**Brief:**
State only the number of lines that contain the string "ylabel".
-------- Records for the exercise
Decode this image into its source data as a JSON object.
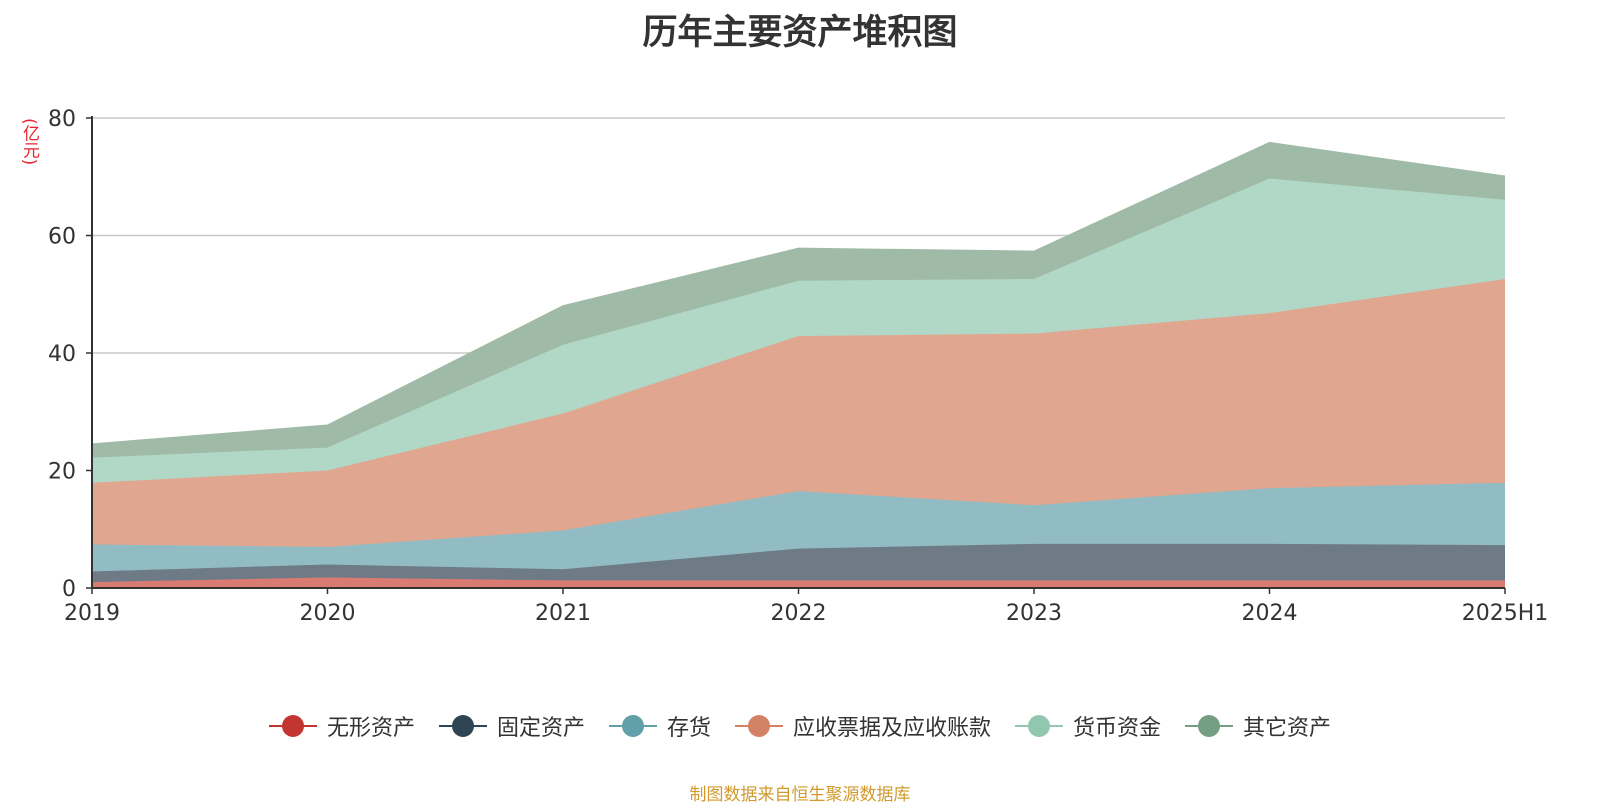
{
  "chart_data": {
    "type": "area",
    "stacked": true,
    "title": "历年主要资产堆积图",
    "ylabel": "(亿元)",
    "source": "制图数据来自恒生聚源数据库",
    "x": [
      "2019",
      "2020",
      "2021",
      "2022",
      "2023",
      "2024",
      "2025H1"
    ],
    "ylim": [
      0,
      80
    ],
    "yticks": [
      "0",
      "20",
      "40",
      "60",
      "80"
    ],
    "grid": true,
    "legend_position": "bottom",
    "series": [
      {
        "name": "无形资产",
        "color": "#c23531",
        "fill": "#d97a73",
        "values": [
          1.0,
          1.8,
          1.3,
          1.3,
          1.3,
          1.3,
          1.3
        ]
      },
      {
        "name": "固定资产",
        "color": "#2f4554",
        "fill": "#6e7b86",
        "values": [
          1.8,
          2.2,
          1.9,
          5.4,
          6.2,
          6.2,
          6.0
        ]
      },
      {
        "name": "存货",
        "color": "#61a0a8",
        "fill": "#91bcc3",
        "values": [
          4.6,
          3.0,
          6.6,
          9.8,
          6.6,
          9.5,
          10.6
        ]
      },
      {
        "name": "应收票据及应收账款",
        "color": "#d48265",
        "fill": "#e0a690",
        "values": [
          10.5,
          13.0,
          19.9,
          26.4,
          29.2,
          29.8,
          34.7
        ]
      },
      {
        "name": "货币资金",
        "color": "#91c7ae",
        "fill": "#b1d8c6",
        "values": [
          4.3,
          3.9,
          11.7,
          9.4,
          9.3,
          22.9,
          13.5
        ]
      },
      {
        "name": "其它资产",
        "color": "#749f83",
        "fill": "#9fba a6",
        "values": [
          2.3,
          3.8,
          6.6,
          5.5,
          4.7,
          6.1,
          4.0
        ]
      }
    ]
  }
}
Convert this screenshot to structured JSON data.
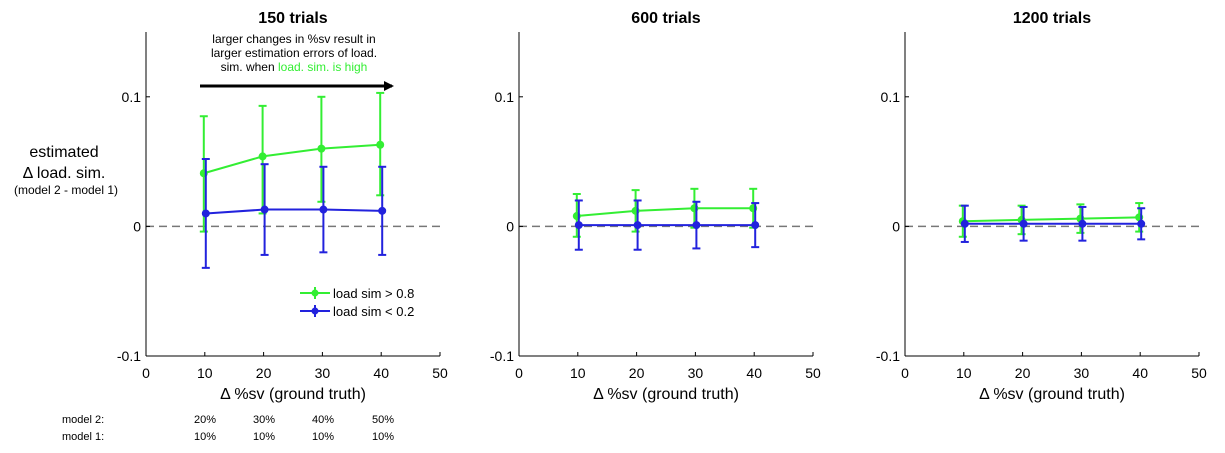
{
  "colors": {
    "high": "#33ee33",
    "low": "#2222dd",
    "zero_line": "#777777",
    "axis": "#000000"
  },
  "ylabel": {
    "line1": "estimated",
    "line2": "Δ load. sim.",
    "line3": "(model 2 - model 1)"
  },
  "legend": {
    "high": "load sim > 0.8",
    "low": "load sim < 0.2"
  },
  "annotation": {
    "line1": "larger changes in %sv result in",
    "line2": "larger estimation errors of load.",
    "line3_prefix": "sim. when ",
    "line3_highlight": "load. sim. is high"
  },
  "model_table": {
    "rows": [
      {
        "label": "model 2:",
        "values": [
          "20%",
          "30%",
          "40%",
          "50%"
        ]
      },
      {
        "label": "model 1:",
        "values": [
          "10%",
          "10%",
          "10%",
          "10%"
        ]
      }
    ]
  },
  "chart_data": [
    {
      "type": "line",
      "title": "150 trials",
      "xlabel": "Δ %sv (ground truth)",
      "ylabel": "estimated Δ load. sim. (model 2 - model 1)",
      "xlim": [
        0,
        50
      ],
      "ylim": [
        -0.1,
        0.15
      ],
      "xticks": [
        0,
        10,
        20,
        30,
        40,
        50
      ],
      "yticks": [
        -0.1,
        0,
        0.1
      ],
      "yticklabels": [
        "-0.1",
        "0",
        "0.1"
      ],
      "x": [
        10,
        20,
        30,
        40
      ],
      "series": [
        {
          "name": "load sim > 0.8",
          "key": "high",
          "values": [
            0.041,
            0.054,
            0.06,
            0.063
          ],
          "err_low": [
            0.045,
            0.044,
            0.041,
            0.039
          ],
          "err_high": [
            0.044,
            0.039,
            0.04,
            0.04
          ]
        },
        {
          "name": "load sim < 0.2",
          "key": "low",
          "values": [
            0.01,
            0.013,
            0.013,
            0.012
          ],
          "err_low": [
            0.042,
            0.035,
            0.033,
            0.034
          ],
          "err_high": [
            0.042,
            0.035,
            0.033,
            0.034
          ]
        }
      ]
    },
    {
      "type": "line",
      "title": "600 trials",
      "xlabel": "Δ %sv (ground truth)",
      "ylabel": "",
      "xlim": [
        0,
        50
      ],
      "ylim": [
        -0.1,
        0.15
      ],
      "xticks": [
        0,
        10,
        20,
        30,
        40,
        50
      ],
      "yticks": [
        -0.1,
        0,
        0.1
      ],
      "yticklabels": [
        "-0.1",
        "0",
        "0.1"
      ],
      "x": [
        10,
        20,
        30,
        40
      ],
      "series": [
        {
          "name": "load sim > 0.8",
          "key": "high",
          "values": [
            0.008,
            0.012,
            0.014,
            0.014
          ],
          "err_low": [
            0.016,
            0.016,
            0.015,
            0.015
          ],
          "err_high": [
            0.017,
            0.016,
            0.015,
            0.015
          ]
        },
        {
          "name": "load sim < 0.2",
          "key": "low",
          "values": [
            0.001,
            0.001,
            0.001,
            0.001
          ],
          "err_low": [
            0.019,
            0.019,
            0.018,
            0.017
          ],
          "err_high": [
            0.019,
            0.019,
            0.018,
            0.017
          ]
        }
      ]
    },
    {
      "type": "line",
      "title": "1200 trials",
      "xlabel": "Δ %sv (ground truth)",
      "ylabel": "",
      "xlim": [
        0,
        50
      ],
      "ylim": [
        -0.1,
        0.15
      ],
      "xticks": [
        0,
        10,
        20,
        30,
        40,
        50
      ],
      "yticks": [
        -0.1,
        0,
        0.1
      ],
      "yticklabels": [
        "-0.1",
        "0",
        "0.1"
      ],
      "x": [
        10,
        20,
        30,
        40
      ],
      "series": [
        {
          "name": "load sim > 0.8",
          "key": "high",
          "values": [
            0.004,
            0.005,
            0.006,
            0.007
          ],
          "err_low": [
            0.012,
            0.011,
            0.011,
            0.011
          ],
          "err_high": [
            0.012,
            0.011,
            0.011,
            0.011
          ]
        },
        {
          "name": "load sim < 0.2",
          "key": "low",
          "values": [
            0.002,
            0.002,
            0.002,
            0.002
          ],
          "err_low": [
            0.014,
            0.013,
            0.013,
            0.012
          ],
          "err_high": [
            0.014,
            0.013,
            0.013,
            0.012
          ]
        }
      ]
    }
  ]
}
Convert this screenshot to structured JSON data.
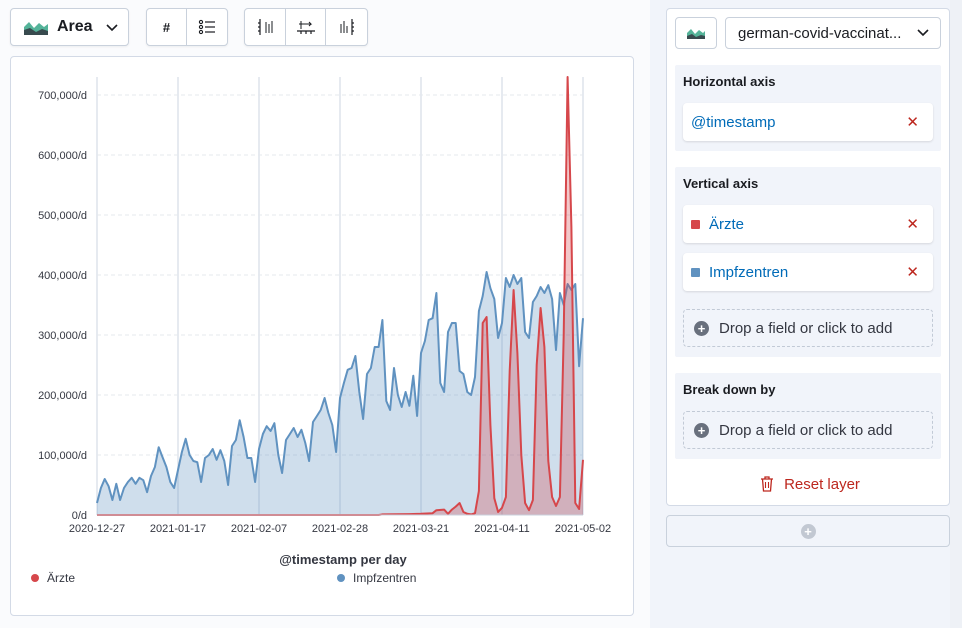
{
  "toolbar": {
    "chart_type_label": "Area",
    "value_labels_glyph": "#",
    "colors": {
      "area_icon": "#54b399",
      "text": "#1a1c21"
    }
  },
  "layer": {
    "datasource_label": "german-covid-vaccinat...",
    "horizontal_axis": {
      "title": "Horizontal axis",
      "field": "@timestamp"
    },
    "vertical_axis": {
      "title": "Vertical axis",
      "fields": [
        {
          "label": "Ärzte",
          "color": "#d36086"
        },
        {
          "label": "Impfzentren",
          "color": "#6092c0"
        }
      ],
      "drop_label": "Drop a field or click to add"
    },
    "break_down": {
      "title": "Break down by",
      "drop_label": "Drop a field or click to add"
    },
    "reset_label": "Reset layer"
  },
  "icons": [
    "area-chart-icon",
    "chevron-down-icon",
    "list-icon",
    "axis-left-icon",
    "axis-bottom-icon",
    "axis-right-icon",
    "remove-icon",
    "add-icon",
    "trash-icon"
  ],
  "chart_data": {
    "type": "area",
    "xlabel": "@timestamp per day",
    "ylabel": "",
    "ylim": [
      0,
      730000
    ],
    "xlim": [
      "2020-12-27",
      "2021-05-02"
    ],
    "x_ticks": [
      "2020-12-27",
      "2021-01-17",
      "2021-02-07",
      "2021-02-28",
      "2021-03-21",
      "2021-04-11",
      "2021-05-02"
    ],
    "y_ticks": [
      "0/d",
      "100,000/d",
      "200,000/d",
      "300,000/d",
      "400,000/d",
      "500,000/d",
      "600,000/d",
      "700,000/d"
    ],
    "legend_position": "bottom",
    "grid": true,
    "series": [
      {
        "name": "Ärzte",
        "color": "#d36086",
        "points": [
          [
            "2020-12-27",
            0
          ],
          [
            "2021-03-10",
            0
          ],
          [
            "2021-03-11",
            1000
          ],
          [
            "2021-03-18",
            1500
          ],
          [
            "2021-03-21",
            2000
          ],
          [
            "2021-03-24",
            3000
          ],
          [
            "2021-03-25",
            8000
          ],
          [
            "2021-03-27",
            9000
          ],
          [
            "2021-03-28",
            2000
          ],
          [
            "2021-03-29",
            9000
          ],
          [
            "2021-03-30",
            14000
          ],
          [
            "2021-03-31",
            20000
          ],
          [
            "2021-04-01",
            5000
          ],
          [
            "2021-04-02",
            2000
          ],
          [
            "2021-04-03",
            1000
          ],
          [
            "2021-04-04",
            3000
          ],
          [
            "2021-04-05",
            40000
          ],
          [
            "2021-04-06",
            320000
          ],
          [
            "2021-04-07",
            330000
          ],
          [
            "2021-04-08",
            150000
          ],
          [
            "2021-04-09",
            28000
          ],
          [
            "2021-04-10",
            5000
          ],
          [
            "2021-04-11",
            12000
          ],
          [
            "2021-04-12",
            30000
          ],
          [
            "2021-04-13",
            240000
          ],
          [
            "2021-04-14",
            375000
          ],
          [
            "2021-04-15",
            270000
          ],
          [
            "2021-04-16",
            100000
          ],
          [
            "2021-04-17",
            20000
          ],
          [
            "2021-04-18",
            8000
          ],
          [
            "2021-04-19",
            25000
          ],
          [
            "2021-04-20",
            250000
          ],
          [
            "2021-04-21",
            345000
          ],
          [
            "2021-04-22",
            280000
          ],
          [
            "2021-04-23",
            90000
          ],
          [
            "2021-04-24",
            30000
          ],
          [
            "2021-04-25",
            15000
          ],
          [
            "2021-04-26",
            30000
          ],
          [
            "2021-04-27",
            300000
          ],
          [
            "2021-04-28",
            730000
          ],
          [
            "2021-04-29",
            480000
          ],
          [
            "2021-04-30",
            20000
          ],
          [
            "2021-05-01",
            10000
          ],
          [
            "2021-05-02",
            92000
          ]
        ]
      },
      {
        "name": "Impfzentren",
        "color": "#6092c0",
        "points": [
          [
            "2020-12-27",
            20000
          ],
          [
            "2020-12-28",
            45000
          ],
          [
            "2020-12-29",
            60000
          ],
          [
            "2020-12-30",
            48000
          ],
          [
            "2020-12-31",
            25000
          ],
          [
            "2021-01-01",
            52000
          ],
          [
            "2021-01-02",
            25000
          ],
          [
            "2021-01-03",
            45000
          ],
          [
            "2021-01-04",
            55000
          ],
          [
            "2021-01-05",
            62000
          ],
          [
            "2021-01-06",
            52000
          ],
          [
            "2021-01-07",
            62000
          ],
          [
            "2021-01-08",
            58000
          ],
          [
            "2021-01-09",
            38000
          ],
          [
            "2021-01-10",
            65000
          ],
          [
            "2021-01-11",
            80000
          ],
          [
            "2021-01-12",
            113000
          ],
          [
            "2021-01-13",
            96000
          ],
          [
            "2021-01-14",
            80000
          ],
          [
            "2021-01-15",
            55000
          ],
          [
            "2021-01-16",
            45000
          ],
          [
            "2021-01-17",
            75000
          ],
          [
            "2021-01-18",
            105000
          ],
          [
            "2021-01-19",
            127000
          ],
          [
            "2021-01-20",
            100000
          ],
          [
            "2021-01-21",
            90000
          ],
          [
            "2021-01-22",
            88000
          ],
          [
            "2021-01-23",
            55000
          ],
          [
            "2021-01-24",
            95000
          ],
          [
            "2021-01-25",
            100000
          ],
          [
            "2021-01-26",
            110000
          ],
          [
            "2021-01-27",
            92000
          ],
          [
            "2021-01-28",
            108000
          ],
          [
            "2021-01-29",
            90000
          ],
          [
            "2021-01-30",
            50000
          ],
          [
            "2021-01-31",
            115000
          ],
          [
            "2021-02-01",
            125000
          ],
          [
            "2021-02-02",
            158000
          ],
          [
            "2021-02-03",
            130000
          ],
          [
            "2021-02-04",
            95000
          ],
          [
            "2021-02-05",
            95000
          ],
          [
            "2021-02-06",
            55000
          ],
          [
            "2021-02-07",
            110000
          ],
          [
            "2021-02-08",
            135000
          ],
          [
            "2021-02-09",
            148000
          ],
          [
            "2021-02-10",
            140000
          ],
          [
            "2021-02-11",
            153000
          ],
          [
            "2021-02-12",
            100000
          ],
          [
            "2021-02-13",
            70000
          ],
          [
            "2021-02-14",
            125000
          ],
          [
            "2021-02-15",
            135000
          ],
          [
            "2021-02-16",
            145000
          ],
          [
            "2021-02-17",
            130000
          ],
          [
            "2021-02-18",
            142000
          ],
          [
            "2021-02-19",
            120000
          ],
          [
            "2021-02-20",
            90000
          ],
          [
            "2021-02-21",
            155000
          ],
          [
            "2021-02-22",
            165000
          ],
          [
            "2021-02-23",
            175000
          ],
          [
            "2021-02-24",
            195000
          ],
          [
            "2021-02-25",
            170000
          ],
          [
            "2021-02-26",
            150000
          ],
          [
            "2021-02-27",
            105000
          ],
          [
            "2021-02-28",
            195000
          ],
          [
            "2021-03-01",
            220000
          ],
          [
            "2021-03-02",
            242000
          ],
          [
            "2021-03-03",
            245000
          ],
          [
            "2021-03-04",
            265000
          ],
          [
            "2021-03-05",
            205000
          ],
          [
            "2021-03-06",
            160000
          ],
          [
            "2021-03-07",
            235000
          ],
          [
            "2021-03-08",
            245000
          ],
          [
            "2021-03-09",
            280000
          ],
          [
            "2021-03-10",
            280000
          ],
          [
            "2021-03-11",
            325000
          ],
          [
            "2021-03-12",
            190000
          ],
          [
            "2021-03-13",
            175000
          ],
          [
            "2021-03-14",
            245000
          ],
          [
            "2021-03-15",
            200000
          ],
          [
            "2021-03-16",
            180000
          ],
          [
            "2021-03-17",
            205000
          ],
          [
            "2021-03-18",
            182000
          ],
          [
            "2021-03-19",
            232000
          ],
          [
            "2021-03-20",
            165000
          ],
          [
            "2021-03-21",
            270000
          ],
          [
            "2021-03-22",
            290000
          ],
          [
            "2021-03-23",
            325000
          ],
          [
            "2021-03-24",
            328000
          ],
          [
            "2021-03-25",
            370000
          ],
          [
            "2021-03-26",
            220000
          ],
          [
            "2021-03-27",
            205000
          ],
          [
            "2021-03-28",
            305000
          ],
          [
            "2021-03-29",
            320000
          ],
          [
            "2021-03-30",
            320000
          ],
          [
            "2021-03-31",
            240000
          ],
          [
            "2021-04-01",
            235000
          ],
          [
            "2021-04-02",
            205000
          ],
          [
            "2021-04-03",
            200000
          ],
          [
            "2021-04-04",
            230000
          ],
          [
            "2021-04-05",
            340000
          ],
          [
            "2021-04-06",
            365000
          ],
          [
            "2021-04-07",
            405000
          ],
          [
            "2021-04-08",
            378000
          ],
          [
            "2021-04-09",
            360000
          ],
          [
            "2021-04-10",
            295000
          ],
          [
            "2021-04-11",
            320000
          ],
          [
            "2021-04-12",
            395000
          ],
          [
            "2021-04-13",
            380000
          ],
          [
            "2021-04-14",
            400000
          ],
          [
            "2021-04-15",
            385000
          ],
          [
            "2021-04-16",
            395000
          ],
          [
            "2021-04-17",
            305000
          ],
          [
            "2021-04-18",
            295000
          ],
          [
            "2021-04-19",
            355000
          ],
          [
            "2021-04-20",
            365000
          ],
          [
            "2021-04-21",
            380000
          ],
          [
            "2021-04-22",
            370000
          ],
          [
            "2021-04-23",
            383000
          ],
          [
            "2021-04-24",
            360000
          ],
          [
            "2021-04-25",
            275000
          ],
          [
            "2021-04-26",
            370000
          ],
          [
            "2021-04-27",
            350000
          ],
          [
            "2021-04-28",
            385000
          ],
          [
            "2021-04-29",
            375000
          ],
          [
            "2021-04-30",
            385000
          ],
          [
            "2021-05-01",
            248000
          ],
          [
            "2021-05-02",
            328000
          ]
        ]
      }
    ]
  }
}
----------------
**Worked answer:**
6